▶ Text shown
Monitoring Performance Over Time
Keyword research is not a one-off task. Use Google Search Console to monitor which queries bring traffic, the average position for each one, and how click-through rates shift over time. Set up rank tracking through a tool such as SEMrush, Ahrefs, or Moz, and review monthly rather than waiting for an annual audit.
If a keyword generates impressions but no clicks, or clicks but high bounce rates, the content is not matching what the searcher actually wanted, regardless of where it ranks. Revisit the page against the original search intent before assuming the keyword itself was wrong.
When a page already ranks for several related terms without reaching the top of page one for any of them, expanding that page’s coverage of the topic is often more effective than starting a new page from scratch.
FAQs
How often should a business carry out keyword research?
Run a full keyword research project annually, with a lighter quarterly review to catch new trends or competitor movement. Monitor existing keyword performance monthly through Google Search Console rather than waiting for the annual review to spot a problem. Launching a new service or entering a new market is a trigger for focused research outside this usual cycle.
Which keyword research method works best?
No single method covers everything. Audience research and seed keywords give direction, tools provide volume and difficulty data, competitor analysis reveals gaps, and search intent analysis confirms whether the content type matches what the searcher wants. Combining all four produces a far more complete picture than relying on tool output alone.
How do I judge keyword difficulty for my own site?
Tools such as SEMrush, Ahrefs, or Moz provide a 0 to 100 difficulty score, but a manual check matters just as much. Search the term, look at who currently ranks, and judge their domain authority and content quality honestly against your own site. A score of 0 to 30 is generally achievable for a newer site; 70 and above usually requires established authority that takes time to build.

▶ Task list
#1 Put this sentence from the keyword research text into Spanish: "Keyword research is not a one-off task."
#2 Echo the stretch of the keyword research text from "Monitoring Performance Over" through "an annual audit.".
The rows after this have nothing to do with the work here.

▶ Source information

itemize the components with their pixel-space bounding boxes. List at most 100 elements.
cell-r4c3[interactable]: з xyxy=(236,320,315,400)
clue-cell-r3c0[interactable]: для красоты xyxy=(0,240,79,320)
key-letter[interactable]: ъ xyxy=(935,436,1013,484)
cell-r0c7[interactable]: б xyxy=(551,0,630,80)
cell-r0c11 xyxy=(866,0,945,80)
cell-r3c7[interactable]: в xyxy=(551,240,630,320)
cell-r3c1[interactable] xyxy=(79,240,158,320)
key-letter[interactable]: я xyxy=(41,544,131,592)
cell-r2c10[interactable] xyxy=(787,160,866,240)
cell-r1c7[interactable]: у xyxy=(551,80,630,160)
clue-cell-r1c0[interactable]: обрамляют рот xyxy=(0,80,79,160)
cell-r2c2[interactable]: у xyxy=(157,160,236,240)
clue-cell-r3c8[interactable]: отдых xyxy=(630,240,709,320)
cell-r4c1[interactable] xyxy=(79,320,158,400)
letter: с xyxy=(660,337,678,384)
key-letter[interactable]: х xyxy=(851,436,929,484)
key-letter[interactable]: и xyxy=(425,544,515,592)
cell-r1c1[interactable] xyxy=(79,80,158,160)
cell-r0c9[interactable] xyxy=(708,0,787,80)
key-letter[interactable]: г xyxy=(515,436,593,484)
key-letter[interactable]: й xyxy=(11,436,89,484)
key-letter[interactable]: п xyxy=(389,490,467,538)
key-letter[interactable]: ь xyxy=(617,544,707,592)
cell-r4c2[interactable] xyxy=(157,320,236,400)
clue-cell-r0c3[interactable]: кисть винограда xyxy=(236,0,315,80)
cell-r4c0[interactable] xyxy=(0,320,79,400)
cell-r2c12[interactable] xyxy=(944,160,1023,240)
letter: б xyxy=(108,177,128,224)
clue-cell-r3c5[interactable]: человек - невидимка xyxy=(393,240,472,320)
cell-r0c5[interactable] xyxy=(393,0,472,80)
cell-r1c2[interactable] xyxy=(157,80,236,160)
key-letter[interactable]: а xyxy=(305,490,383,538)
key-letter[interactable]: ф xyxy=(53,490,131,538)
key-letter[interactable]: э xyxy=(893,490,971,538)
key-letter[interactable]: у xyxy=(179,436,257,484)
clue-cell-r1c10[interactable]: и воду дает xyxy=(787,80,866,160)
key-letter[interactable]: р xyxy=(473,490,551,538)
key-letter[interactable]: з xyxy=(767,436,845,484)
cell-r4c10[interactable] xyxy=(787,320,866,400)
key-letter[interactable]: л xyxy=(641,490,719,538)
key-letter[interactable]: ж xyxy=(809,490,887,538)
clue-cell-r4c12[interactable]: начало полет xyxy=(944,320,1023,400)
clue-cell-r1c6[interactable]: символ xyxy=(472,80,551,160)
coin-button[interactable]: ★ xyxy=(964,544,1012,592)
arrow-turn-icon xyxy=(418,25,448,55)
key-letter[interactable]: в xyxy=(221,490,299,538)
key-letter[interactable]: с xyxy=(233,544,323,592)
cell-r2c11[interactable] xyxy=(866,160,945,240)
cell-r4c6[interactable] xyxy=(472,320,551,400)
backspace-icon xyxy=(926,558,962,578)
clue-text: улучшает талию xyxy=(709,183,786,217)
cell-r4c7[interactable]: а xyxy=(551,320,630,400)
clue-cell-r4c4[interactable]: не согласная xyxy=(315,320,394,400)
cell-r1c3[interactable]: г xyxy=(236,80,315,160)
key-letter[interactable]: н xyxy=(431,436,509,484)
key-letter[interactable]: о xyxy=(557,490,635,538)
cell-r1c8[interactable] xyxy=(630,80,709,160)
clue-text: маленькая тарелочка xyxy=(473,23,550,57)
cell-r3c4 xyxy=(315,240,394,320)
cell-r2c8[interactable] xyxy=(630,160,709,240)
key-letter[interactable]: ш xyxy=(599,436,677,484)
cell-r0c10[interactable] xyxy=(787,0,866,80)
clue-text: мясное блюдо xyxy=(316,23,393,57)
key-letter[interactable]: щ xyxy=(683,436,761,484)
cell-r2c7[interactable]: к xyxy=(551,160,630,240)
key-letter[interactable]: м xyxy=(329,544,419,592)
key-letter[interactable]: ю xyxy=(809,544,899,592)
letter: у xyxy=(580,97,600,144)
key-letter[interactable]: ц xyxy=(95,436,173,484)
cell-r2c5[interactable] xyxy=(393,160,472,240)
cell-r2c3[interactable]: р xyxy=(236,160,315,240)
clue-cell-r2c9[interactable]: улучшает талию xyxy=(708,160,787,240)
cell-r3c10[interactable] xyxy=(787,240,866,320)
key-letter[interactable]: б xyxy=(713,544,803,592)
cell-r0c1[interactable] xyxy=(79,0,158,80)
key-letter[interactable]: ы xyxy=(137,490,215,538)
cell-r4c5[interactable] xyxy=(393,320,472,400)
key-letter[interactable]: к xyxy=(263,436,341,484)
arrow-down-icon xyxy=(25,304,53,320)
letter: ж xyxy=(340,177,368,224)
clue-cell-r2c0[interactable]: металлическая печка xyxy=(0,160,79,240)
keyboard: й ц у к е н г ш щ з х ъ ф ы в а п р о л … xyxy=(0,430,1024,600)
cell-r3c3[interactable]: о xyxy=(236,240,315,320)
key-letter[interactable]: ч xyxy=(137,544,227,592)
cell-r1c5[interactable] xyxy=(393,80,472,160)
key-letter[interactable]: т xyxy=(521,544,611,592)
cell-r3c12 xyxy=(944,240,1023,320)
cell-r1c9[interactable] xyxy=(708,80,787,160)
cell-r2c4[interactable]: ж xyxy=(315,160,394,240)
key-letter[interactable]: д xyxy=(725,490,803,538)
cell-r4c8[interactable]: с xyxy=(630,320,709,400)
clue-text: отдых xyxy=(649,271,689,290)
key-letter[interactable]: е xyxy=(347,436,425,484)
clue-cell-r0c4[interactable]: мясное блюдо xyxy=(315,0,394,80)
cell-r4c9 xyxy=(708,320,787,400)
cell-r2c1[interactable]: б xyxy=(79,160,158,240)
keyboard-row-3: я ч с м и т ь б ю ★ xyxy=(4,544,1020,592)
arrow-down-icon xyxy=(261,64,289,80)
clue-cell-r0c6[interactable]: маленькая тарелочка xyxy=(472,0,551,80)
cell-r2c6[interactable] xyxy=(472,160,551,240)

▶ Solutions per task
#1 La investigación de palabras clave no es una tarea puntual.

#2
Monitoring Performance Over Time
Keyword research is not a one-off task. Use Google Search Console to monitor which queries bring traffic, the average position for each one, and how click-through rates shift over time. Set up rank tracking through a tool such as SEMrush, Ahrefs, or Moz, and review monthly rather than waiting for an annual audit.